↓

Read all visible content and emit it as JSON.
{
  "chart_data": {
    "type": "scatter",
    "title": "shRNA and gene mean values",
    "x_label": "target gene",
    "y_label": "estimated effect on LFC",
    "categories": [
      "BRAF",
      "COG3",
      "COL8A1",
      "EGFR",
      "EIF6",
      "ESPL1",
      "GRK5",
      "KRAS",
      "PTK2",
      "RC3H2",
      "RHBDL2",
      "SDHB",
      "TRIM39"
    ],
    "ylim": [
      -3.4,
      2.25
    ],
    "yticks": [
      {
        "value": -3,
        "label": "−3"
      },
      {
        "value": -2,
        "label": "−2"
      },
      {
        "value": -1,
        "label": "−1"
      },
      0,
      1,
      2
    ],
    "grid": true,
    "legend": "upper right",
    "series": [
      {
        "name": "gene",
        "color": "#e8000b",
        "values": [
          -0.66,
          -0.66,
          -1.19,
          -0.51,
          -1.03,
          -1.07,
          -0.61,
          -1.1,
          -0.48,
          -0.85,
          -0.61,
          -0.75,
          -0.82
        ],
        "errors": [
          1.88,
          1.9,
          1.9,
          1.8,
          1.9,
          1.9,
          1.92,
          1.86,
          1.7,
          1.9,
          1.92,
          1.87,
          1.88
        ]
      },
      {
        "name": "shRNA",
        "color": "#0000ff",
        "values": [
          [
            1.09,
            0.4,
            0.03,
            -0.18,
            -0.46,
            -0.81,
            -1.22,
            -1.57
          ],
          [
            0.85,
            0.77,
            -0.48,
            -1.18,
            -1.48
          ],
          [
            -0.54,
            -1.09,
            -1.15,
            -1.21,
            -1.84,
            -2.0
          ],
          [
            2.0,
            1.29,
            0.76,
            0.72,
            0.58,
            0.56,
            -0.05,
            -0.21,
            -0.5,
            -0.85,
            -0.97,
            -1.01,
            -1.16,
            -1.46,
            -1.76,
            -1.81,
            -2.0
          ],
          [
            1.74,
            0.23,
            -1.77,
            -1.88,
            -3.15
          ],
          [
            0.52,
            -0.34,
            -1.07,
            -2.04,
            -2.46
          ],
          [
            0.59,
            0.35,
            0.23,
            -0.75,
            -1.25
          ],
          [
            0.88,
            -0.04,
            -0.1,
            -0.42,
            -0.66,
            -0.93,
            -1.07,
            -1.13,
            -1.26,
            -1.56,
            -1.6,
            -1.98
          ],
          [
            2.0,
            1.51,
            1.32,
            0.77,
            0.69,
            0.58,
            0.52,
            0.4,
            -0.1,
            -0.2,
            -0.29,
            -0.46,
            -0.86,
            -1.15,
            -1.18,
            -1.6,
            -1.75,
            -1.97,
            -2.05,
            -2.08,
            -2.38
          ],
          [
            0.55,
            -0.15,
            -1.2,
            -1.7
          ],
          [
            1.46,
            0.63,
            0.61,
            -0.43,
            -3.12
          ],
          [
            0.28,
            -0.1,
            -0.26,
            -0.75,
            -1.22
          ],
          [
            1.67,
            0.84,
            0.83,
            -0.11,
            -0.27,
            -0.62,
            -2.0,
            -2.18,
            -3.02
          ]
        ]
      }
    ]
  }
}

↑

§ Work instructions
Please report the number of lines in the listing that include "shRNA", and add nothing to it.

§ Solution for this exercise
2